## DATA TO USE

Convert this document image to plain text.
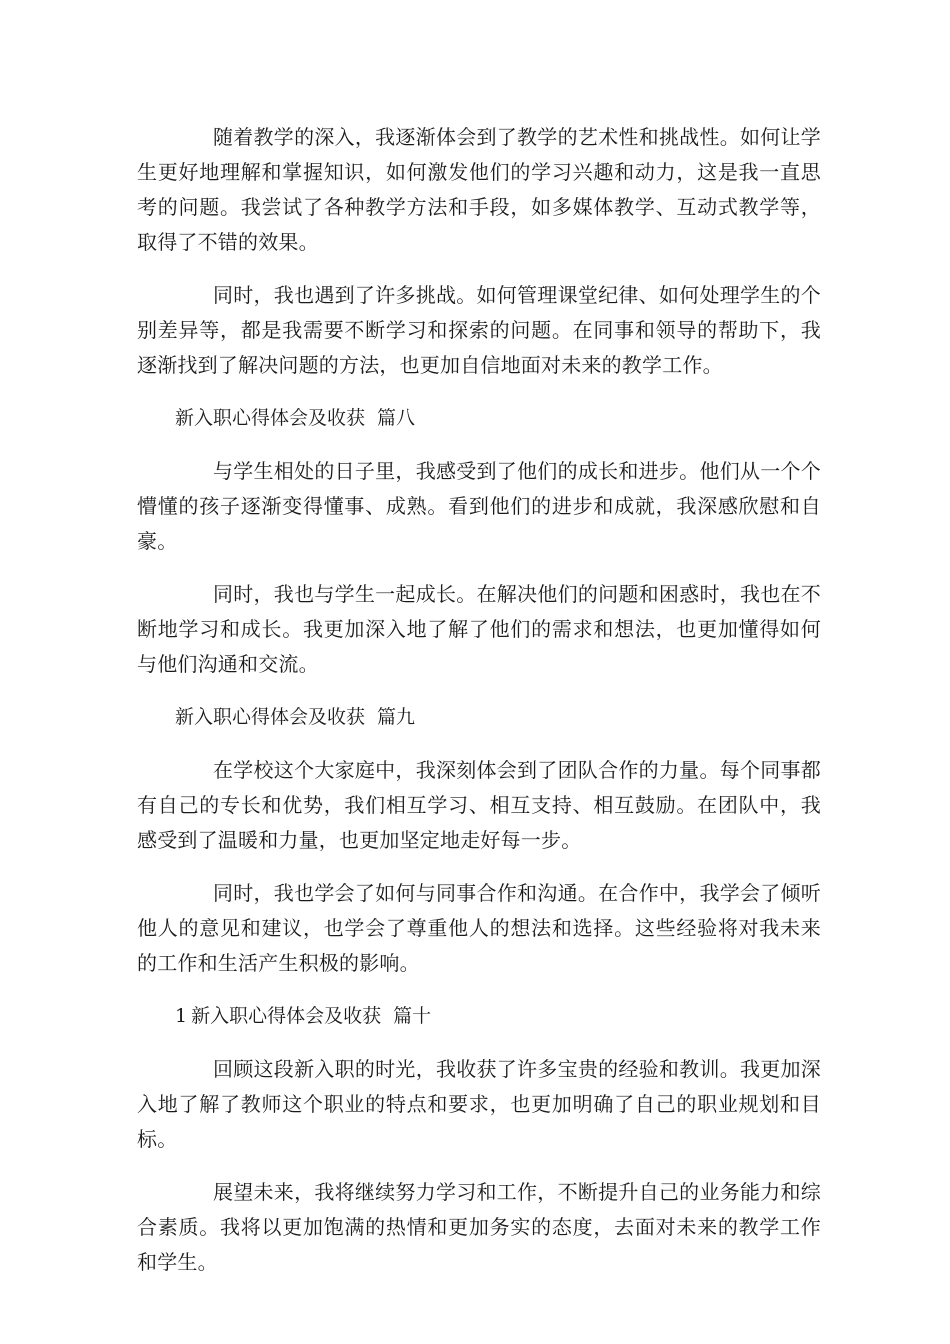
随着教学的深入，我逐渐体会到了教学的艺术性和挑战性。如何让学生更好地理解和掌握知识，如何激发他们的学习兴趣和动力，这是我一直思考的问题。我尝试了各种教学方法和手段，如多媒体教学、互动式教学等，取得了不错的效果。

同时，我也遇到了许多挑战。如何管理课堂纪律、如何处理学生的个别差异等，都是我需要不断学习和探索的问题。在同事和领导的帮助下，我逐渐找到了解决问题的方法，也更加自信地面对未来的教学工作。

新入职心得体会及收获 篇八

与学生相处的日子里，我感受到了他们的成长和进步。他们从一个个懵懂的孩子逐渐变得懂事、成熟。看到他们的进步和成就，我深感欣慰和自豪。

同时，我也与学生一起成长。在解决他们的问题和困惑时，我也在不断地学习和成长。我更加深入地了解了他们的需求和想法，也更加懂得如何与他们沟通和交流。

新入职心得体会及收获 篇九

在学校这个大家庭中，我深刻体会到了团队合作的力量。每个同事都有自己的专长和优势，我们相互学习、相互支持、相互鼓励。在团队中，我感受到了温暖和力量，也更加坚定地走好每一步。

同时，我也学会了如何与同事合作和沟通。在合作中，我学会了倾听他人的意见和建议，也学会了尊重他人的想法和选择。这些经验将对我未来的工作和生活产生积极的影响。

1 新入职心得体会及收获 篇十

回顾这段新入职的时光，我收获了许多宝贵的经验和教训。我更加深入地了解了教师这个职业的特点和要求，也更加明确了自己的职业规划和目标。

展望未来，我将继续努力学习和工作，不断提升自己的业务能力和综合素质。我将以更加饱满的热情和更加务实的态度，去面对未来的教学工作和学生。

## DIRECTIONS FOR THIS TASK
Go through the listing above and write it all out exactly, leaving out any picture.

## EXERCISE OUTPUT
Convert this document image to plain text.
随着教学的深入，我逐渐体会到了教学的艺术性和挑战性。如何让学生更好地理解和掌握知识，如何激发他们的学习兴趣和动力，这是我一直思考的问题。我尝试了各种教学方法和手段，如多媒体教学、互动式教学等，取得了不错的效果。

同时，我也遇到了许多挑战。如何管理课堂纪律、如何处理学生的个别差异等，都是我需要不断学习和探索的问题。在同事和领导的帮助下，我逐渐找到了解决问题的方法，也更加自信地面对未来的教学工作。

新入职心得体会及收获 篇八

与学生相处的日子里，我感受到了他们的成长和进步。他们从一个个懵懂的孩子逐渐变得懂事、成熟。看到他们的进步和成就，我深感欣慰和自豪。

同时，我也与学生一起成长。在解决他们的问题和困惑时，我也在不断地学习和成长。我更加深入地了解了他们的需求和想法，也更加懂得如何与他们沟通和交流。

新入职心得体会及收获 篇九

在学校这个大家庭中，我深刻体会到了团队合作的力量。每个同事都有自己的专长和优势，我们相互学习、相互支持、相互鼓励。在团队中，我感受到了温暖和力量，也更加坚定地走好每一步。

同时，我也学会了如何与同事合作和沟通。在合作中，我学会了倾听他人的意见和建议，也学会了尊重他人的想法和选择。这些经验将对我未来的工作和生活产生积极的影响。

1 新入职心得体会及收获 篇十

回顾这段新入职的时光，我收获了许多宝贵的经验和教训。我更加深入地了解了教师这个职业的特点和要求，也更加明确了自己的职业规划和目标。

展望未来，我将继续努力学习和工作，不断提升自己的业务能力和综合素质。我将以更加饱满的热情和更加务实的态度，去面对未来的教学工作和学生。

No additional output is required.